Exercise task: Type out the records that follow, exactly as given.

[Structured figure records]
-- START --

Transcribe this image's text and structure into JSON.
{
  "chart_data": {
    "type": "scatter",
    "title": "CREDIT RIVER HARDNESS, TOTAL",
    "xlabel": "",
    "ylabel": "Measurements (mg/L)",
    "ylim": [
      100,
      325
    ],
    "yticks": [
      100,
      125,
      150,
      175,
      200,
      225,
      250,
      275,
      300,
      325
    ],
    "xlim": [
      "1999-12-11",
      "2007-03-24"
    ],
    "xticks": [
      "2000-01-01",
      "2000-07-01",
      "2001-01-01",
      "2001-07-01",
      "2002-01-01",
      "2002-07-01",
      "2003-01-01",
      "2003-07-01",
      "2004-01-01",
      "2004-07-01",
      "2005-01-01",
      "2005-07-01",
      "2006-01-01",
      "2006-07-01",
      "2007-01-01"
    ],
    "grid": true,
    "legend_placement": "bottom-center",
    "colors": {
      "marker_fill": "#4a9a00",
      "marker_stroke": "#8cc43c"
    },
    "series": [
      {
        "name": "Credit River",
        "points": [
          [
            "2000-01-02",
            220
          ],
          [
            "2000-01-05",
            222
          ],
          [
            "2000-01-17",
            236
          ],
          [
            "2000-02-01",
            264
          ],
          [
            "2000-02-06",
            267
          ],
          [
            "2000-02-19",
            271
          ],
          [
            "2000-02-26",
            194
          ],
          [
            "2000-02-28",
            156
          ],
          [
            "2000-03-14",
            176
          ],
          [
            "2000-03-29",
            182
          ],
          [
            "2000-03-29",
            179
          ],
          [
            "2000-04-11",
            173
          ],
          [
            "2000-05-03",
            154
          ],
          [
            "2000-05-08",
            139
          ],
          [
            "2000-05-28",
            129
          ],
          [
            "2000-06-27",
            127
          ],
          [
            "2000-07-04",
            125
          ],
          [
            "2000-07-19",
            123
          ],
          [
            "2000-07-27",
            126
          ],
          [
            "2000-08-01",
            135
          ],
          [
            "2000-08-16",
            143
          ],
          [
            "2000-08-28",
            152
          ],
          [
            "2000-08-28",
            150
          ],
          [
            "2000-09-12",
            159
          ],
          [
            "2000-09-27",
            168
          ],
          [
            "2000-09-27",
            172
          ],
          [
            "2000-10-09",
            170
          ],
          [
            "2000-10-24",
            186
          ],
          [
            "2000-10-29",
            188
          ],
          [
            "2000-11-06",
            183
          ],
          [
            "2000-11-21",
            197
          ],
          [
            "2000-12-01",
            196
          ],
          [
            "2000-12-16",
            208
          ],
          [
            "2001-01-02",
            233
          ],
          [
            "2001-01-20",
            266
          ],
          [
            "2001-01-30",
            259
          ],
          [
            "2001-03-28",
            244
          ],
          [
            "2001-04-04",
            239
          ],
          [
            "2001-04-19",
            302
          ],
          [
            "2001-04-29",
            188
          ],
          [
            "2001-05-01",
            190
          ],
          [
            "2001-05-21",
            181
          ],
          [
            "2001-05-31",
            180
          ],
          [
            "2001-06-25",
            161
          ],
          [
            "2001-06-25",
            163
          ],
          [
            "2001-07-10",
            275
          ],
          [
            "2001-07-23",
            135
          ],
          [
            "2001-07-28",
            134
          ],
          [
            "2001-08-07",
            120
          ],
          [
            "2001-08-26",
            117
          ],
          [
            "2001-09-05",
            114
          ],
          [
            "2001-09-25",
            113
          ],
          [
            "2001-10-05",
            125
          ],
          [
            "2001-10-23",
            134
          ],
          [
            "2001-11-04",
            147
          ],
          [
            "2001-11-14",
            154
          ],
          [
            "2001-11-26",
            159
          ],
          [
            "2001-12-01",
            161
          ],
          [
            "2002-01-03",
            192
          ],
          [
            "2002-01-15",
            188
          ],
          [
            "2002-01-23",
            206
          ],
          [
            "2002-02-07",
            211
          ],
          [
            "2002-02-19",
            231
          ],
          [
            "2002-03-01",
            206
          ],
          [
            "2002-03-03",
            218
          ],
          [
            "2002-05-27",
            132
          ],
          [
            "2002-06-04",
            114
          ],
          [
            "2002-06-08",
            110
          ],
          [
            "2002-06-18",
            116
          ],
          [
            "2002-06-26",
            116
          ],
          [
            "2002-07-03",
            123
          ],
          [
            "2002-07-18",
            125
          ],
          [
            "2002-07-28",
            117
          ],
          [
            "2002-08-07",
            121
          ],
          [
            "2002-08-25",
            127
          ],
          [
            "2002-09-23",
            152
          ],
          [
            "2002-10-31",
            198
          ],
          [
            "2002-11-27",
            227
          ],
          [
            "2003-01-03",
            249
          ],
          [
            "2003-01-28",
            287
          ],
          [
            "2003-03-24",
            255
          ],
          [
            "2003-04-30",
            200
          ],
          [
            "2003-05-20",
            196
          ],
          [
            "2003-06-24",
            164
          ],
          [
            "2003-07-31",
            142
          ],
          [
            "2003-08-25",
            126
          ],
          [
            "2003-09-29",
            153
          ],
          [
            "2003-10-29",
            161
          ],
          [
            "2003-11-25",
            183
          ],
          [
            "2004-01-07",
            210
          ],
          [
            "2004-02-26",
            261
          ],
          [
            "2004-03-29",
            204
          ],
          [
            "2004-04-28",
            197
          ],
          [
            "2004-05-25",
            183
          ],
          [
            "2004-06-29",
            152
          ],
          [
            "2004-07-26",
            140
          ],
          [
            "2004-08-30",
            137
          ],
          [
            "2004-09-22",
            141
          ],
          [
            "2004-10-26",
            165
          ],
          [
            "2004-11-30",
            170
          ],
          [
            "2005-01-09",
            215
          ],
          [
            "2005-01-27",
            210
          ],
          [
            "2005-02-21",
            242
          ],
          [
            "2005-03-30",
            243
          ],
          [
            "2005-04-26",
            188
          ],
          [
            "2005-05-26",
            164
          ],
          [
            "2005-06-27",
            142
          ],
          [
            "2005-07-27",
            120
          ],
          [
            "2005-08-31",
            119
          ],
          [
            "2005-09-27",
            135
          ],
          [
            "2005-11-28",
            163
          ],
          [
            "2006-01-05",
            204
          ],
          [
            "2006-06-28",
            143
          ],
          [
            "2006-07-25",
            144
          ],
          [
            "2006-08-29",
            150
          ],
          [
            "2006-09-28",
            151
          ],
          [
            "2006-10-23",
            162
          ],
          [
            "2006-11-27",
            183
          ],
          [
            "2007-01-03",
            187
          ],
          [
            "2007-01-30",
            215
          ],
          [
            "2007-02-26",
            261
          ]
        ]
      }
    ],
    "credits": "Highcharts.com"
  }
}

-- END --

Exercise solution:
Transcribe this image's text and structure into JSON.
{
  "chart_data": {
    "type": "scatter",
    "title": "CREDIT RIVER HARDNESS, TOTAL",
    "xlabel": "",
    "ylabel": "Measurements (mg/L)",
    "ylim": [
      100,
      325
    ],
    "yticks": [
      100,
      125,
      150,
      175,
      200,
      225,
      250,
      275,
      300,
      325
    ],
    "xlim": [
      "1999-12-11",
      "2007-03-24"
    ],
    "xticks": [
      "2000-01-01",
      "2000-07-01",
      "2001-01-01",
      "2001-07-01",
      "2002-01-01",
      "2002-07-01",
      "2003-01-01",
      "2003-07-01",
      "2004-01-01",
      "2004-07-01",
      "2005-01-01",
      "2005-07-01",
      "2006-01-01",
      "2006-07-01",
      "2007-01-01"
    ],
    "grid": true,
    "legend_placement": "bottom-center",
    "colors": {
      "marker_fill": "#4a9a00",
      "marker_stroke": "#8cc43c"
    },
    "series": [
      {
        "name": "Credit River",
        "points": [
          [
            "2000-01-02",
            220
          ],
          [
            "2000-01-05",
            222
          ],
          [
            "2000-01-17",
            236
          ],
          [
            "2000-02-01",
            264
          ],
          [
            "2000-02-06",
            267
          ],
          [
            "2000-02-19",
            271
          ],
          [
            "2000-02-26",
            194
          ],
          [
            "2000-02-28",
            156
          ],
          [
            "2000-03-14",
            176
          ],
          [
            "2000-03-29",
            182
          ],
          [
            "2000-03-29",
            179
          ],
          [
            "2000-04-11",
            173
          ],
          [
            "2000-05-03",
            154
          ],
          [
            "2000-05-08",
            139
          ],
          [
            "2000-05-28",
            129
          ],
          [
            "2000-06-27",
            127
          ],
          [
            "2000-07-04",
            125
          ],
          [
            "2000-07-19",
            123
          ],
          [
            "2000-07-27",
            126
          ],
          [
            "2000-08-01",
            135
          ],
          [
            "2000-08-16",
            143
          ],
          [
            "2000-08-28",
            152
          ],
          [
            "2000-08-28",
            150
          ],
          [
            "2000-09-12",
            159
          ],
          [
            "2000-09-27",
            168
          ],
          [
            "2000-09-27",
            172
          ],
          [
            "2000-10-09",
            170
          ],
          [
            "2000-10-24",
            186
          ],
          [
            "2000-10-29",
            188
          ],
          [
            "2000-11-06",
            183
          ],
          [
            "2000-11-21",
            197
          ],
          [
            "2000-12-01",
            196
          ],
          [
            "2000-12-16",
            208
          ],
          [
            "2001-01-02",
            233
          ],
          [
            "2001-01-20",
            266
          ],
          [
            "2001-01-30",
            259
          ],
          [
            "2001-03-28",
            244
          ],
          [
            "2001-04-04",
            239
          ],
          [
            "2001-04-19",
            302
          ],
          [
            "2001-04-29",
            188
          ],
          [
            "2001-05-01",
            190
          ],
          [
            "2001-05-21",
            181
          ],
          [
            "2001-05-31",
            180
          ],
          [
            "2001-06-25",
            161
          ],
          [
            "2001-06-25",
            163
          ],
          [
            "2001-07-10",
            275
          ],
          [
            "2001-07-23",
            135
          ],
          [
            "2001-07-28",
            134
          ],
          [
            "2001-08-07",
            120
          ],
          [
            "2001-08-26",
            117
          ],
          [
            "2001-09-05",
            114
          ],
          [
            "2001-09-25",
            113
          ],
          [
            "2001-10-05",
            125
          ],
          [
            "2001-10-23",
            134
          ],
          [
            "2001-11-04",
            147
          ],
          [
            "2001-11-14",
            154
          ],
          [
            "2001-11-26",
            159
          ],
          [
            "2001-12-01",
            161
          ],
          [
            "2002-01-03",
            192
          ],
          [
            "2002-01-15",
            188
          ],
          [
            "2002-01-23",
            206
          ],
          [
            "2002-02-07",
            211
          ],
          [
            "2002-02-19",
            231
          ],
          [
            "2002-03-01",
            206
          ],
          [
            "2002-03-03",
            218
          ],
          [
            "2002-05-27",
            132
          ],
          [
            "2002-06-04",
            114
          ],
          [
            "2002-06-08",
            110
          ],
          [
            "2002-06-18",
            116
          ],
          [
            "2002-06-26",
            116
          ],
          [
            "2002-07-03",
            123
          ],
          [
            "2002-07-18",
            125
          ],
          [
            "2002-07-28",
            117
          ],
          [
            "2002-08-07",
            121
          ],
          [
            "2002-08-25",
            127
          ],
          [
            "2002-09-23",
            152
          ],
          [
            "2002-10-31",
            198
          ],
          [
            "2002-11-27",
            227
          ],
          [
            "2003-01-03",
            249
          ],
          [
            "2003-01-28",
            287
          ],
          [
            "2003-03-24",
            255
          ],
          [
            "2003-04-30",
            200
          ],
          [
            "2003-05-20",
            196
          ],
          [
            "2003-06-24",
            164
          ],
          [
            "2003-07-31",
            142
          ],
          [
            "2003-08-25",
            126
          ],
          [
            "2003-09-29",
            153
          ],
          [
            "2003-10-29",
            161
          ],
          [
            "2003-11-25",
            183
          ],
          [
            "2004-01-07",
            210
          ],
          [
            "2004-02-26",
            261
          ],
          [
            "2004-03-29",
            204
          ],
          [
            "2004-04-28",
            197
          ],
          [
            "2004-05-25",
            183
          ],
          [
            "2004-06-29",
            152
          ],
          [
            "2004-07-26",
            140
          ],
          [
            "2004-08-30",
            137
          ],
          [
            "2004-09-22",
            141
          ],
          [
            "2004-10-26",
            165
          ],
          [
            "2004-11-30",
            170
          ],
          [
            "2005-01-09",
            215
          ],
          [
            "2005-01-27",
            210
          ],
          [
            "2005-02-21",
            242
          ],
          [
            "2005-03-30",
            243
          ],
          [
            "2005-04-26",
            188
          ],
          [
            "2005-05-26",
            164
          ],
          [
            "2005-06-27",
            142
          ],
          [
            "2005-07-27",
            120
          ],
          [
            "2005-08-31",
            119
          ],
          [
            "2005-09-27",
            135
          ],
          [
            "2005-11-28",
            163
          ],
          [
            "2006-01-05",
            204
          ],
          [
            "2006-06-28",
            143
          ],
          [
            "2006-07-25",
            144
          ],
          [
            "2006-08-29",
            150
          ],
          [
            "2006-09-28",
            151
          ],
          [
            "2006-10-23",
            162
          ],
          [
            "2006-11-27",
            183
          ],
          [
            "2007-01-03",
            187
          ],
          [
            "2007-01-30",
            215
          ],
          [
            "2007-02-26",
            261
          ]
        ]
      }
    ],
    "credits": "Highcharts.com"
  }
}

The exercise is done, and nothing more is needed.